## Begin Input records
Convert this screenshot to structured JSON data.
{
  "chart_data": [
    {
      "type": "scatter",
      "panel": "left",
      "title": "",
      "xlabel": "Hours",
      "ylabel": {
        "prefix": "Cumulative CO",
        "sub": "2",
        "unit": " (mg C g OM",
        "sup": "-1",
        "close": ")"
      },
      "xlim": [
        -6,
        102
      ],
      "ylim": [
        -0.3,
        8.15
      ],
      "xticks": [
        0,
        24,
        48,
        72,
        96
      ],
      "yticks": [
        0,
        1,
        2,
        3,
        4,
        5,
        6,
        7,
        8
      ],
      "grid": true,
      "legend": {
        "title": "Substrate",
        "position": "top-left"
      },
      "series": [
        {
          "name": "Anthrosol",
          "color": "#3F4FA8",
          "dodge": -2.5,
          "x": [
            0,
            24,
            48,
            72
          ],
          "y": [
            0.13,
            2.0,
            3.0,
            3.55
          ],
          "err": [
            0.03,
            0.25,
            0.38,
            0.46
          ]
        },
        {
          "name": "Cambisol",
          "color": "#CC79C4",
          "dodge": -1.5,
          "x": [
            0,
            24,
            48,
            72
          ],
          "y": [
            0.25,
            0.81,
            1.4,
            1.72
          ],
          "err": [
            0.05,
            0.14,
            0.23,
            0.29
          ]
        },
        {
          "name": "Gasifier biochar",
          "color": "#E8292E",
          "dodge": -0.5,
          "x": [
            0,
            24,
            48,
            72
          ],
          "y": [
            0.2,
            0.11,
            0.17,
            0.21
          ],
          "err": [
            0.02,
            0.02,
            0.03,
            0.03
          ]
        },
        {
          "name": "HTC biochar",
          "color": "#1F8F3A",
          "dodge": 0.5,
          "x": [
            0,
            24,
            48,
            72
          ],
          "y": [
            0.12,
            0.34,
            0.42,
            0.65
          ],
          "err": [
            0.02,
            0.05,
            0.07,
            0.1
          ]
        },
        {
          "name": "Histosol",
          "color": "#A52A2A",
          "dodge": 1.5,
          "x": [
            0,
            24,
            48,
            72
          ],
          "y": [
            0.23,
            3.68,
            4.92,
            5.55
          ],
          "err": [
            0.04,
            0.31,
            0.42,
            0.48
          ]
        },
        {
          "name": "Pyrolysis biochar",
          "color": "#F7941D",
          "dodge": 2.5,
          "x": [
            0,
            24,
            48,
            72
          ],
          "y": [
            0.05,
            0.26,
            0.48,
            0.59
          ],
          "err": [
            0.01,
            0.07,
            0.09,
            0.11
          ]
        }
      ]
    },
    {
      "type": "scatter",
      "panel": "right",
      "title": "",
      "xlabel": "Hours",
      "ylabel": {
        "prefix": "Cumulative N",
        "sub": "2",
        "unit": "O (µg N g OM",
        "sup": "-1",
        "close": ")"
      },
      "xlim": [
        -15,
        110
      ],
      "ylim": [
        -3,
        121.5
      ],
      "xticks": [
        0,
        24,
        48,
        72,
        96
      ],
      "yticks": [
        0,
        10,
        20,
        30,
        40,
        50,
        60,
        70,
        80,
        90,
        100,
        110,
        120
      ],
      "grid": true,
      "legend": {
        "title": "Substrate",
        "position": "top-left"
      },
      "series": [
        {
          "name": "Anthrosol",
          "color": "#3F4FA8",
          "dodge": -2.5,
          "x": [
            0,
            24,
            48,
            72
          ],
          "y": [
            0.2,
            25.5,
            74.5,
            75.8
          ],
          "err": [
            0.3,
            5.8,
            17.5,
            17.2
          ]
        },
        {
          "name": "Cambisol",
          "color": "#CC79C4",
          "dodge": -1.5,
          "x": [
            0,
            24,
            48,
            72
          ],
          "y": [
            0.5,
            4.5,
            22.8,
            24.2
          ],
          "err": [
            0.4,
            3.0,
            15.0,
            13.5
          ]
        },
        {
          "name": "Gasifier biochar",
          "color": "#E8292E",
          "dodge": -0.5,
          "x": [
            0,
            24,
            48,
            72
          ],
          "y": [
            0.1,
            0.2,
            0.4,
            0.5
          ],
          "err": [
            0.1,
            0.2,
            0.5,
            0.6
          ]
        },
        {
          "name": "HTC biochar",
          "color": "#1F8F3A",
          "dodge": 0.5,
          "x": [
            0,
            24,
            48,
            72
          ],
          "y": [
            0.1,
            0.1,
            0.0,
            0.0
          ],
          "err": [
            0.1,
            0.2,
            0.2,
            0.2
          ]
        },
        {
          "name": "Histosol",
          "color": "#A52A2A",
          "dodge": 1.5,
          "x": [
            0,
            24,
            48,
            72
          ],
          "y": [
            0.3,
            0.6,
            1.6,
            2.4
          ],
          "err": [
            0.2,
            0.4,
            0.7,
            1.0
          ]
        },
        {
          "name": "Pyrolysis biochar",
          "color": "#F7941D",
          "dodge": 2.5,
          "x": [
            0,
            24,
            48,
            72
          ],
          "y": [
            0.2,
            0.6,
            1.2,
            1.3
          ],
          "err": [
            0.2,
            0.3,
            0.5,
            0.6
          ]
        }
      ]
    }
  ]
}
## End Input records
Lines holding the word "Cumulative" in the entries above are the ones to pull out. Copy them all.

- [Answer to this exercise]:
        "prefix": "Cumulative CO",
        "prefix": "Cumulative N",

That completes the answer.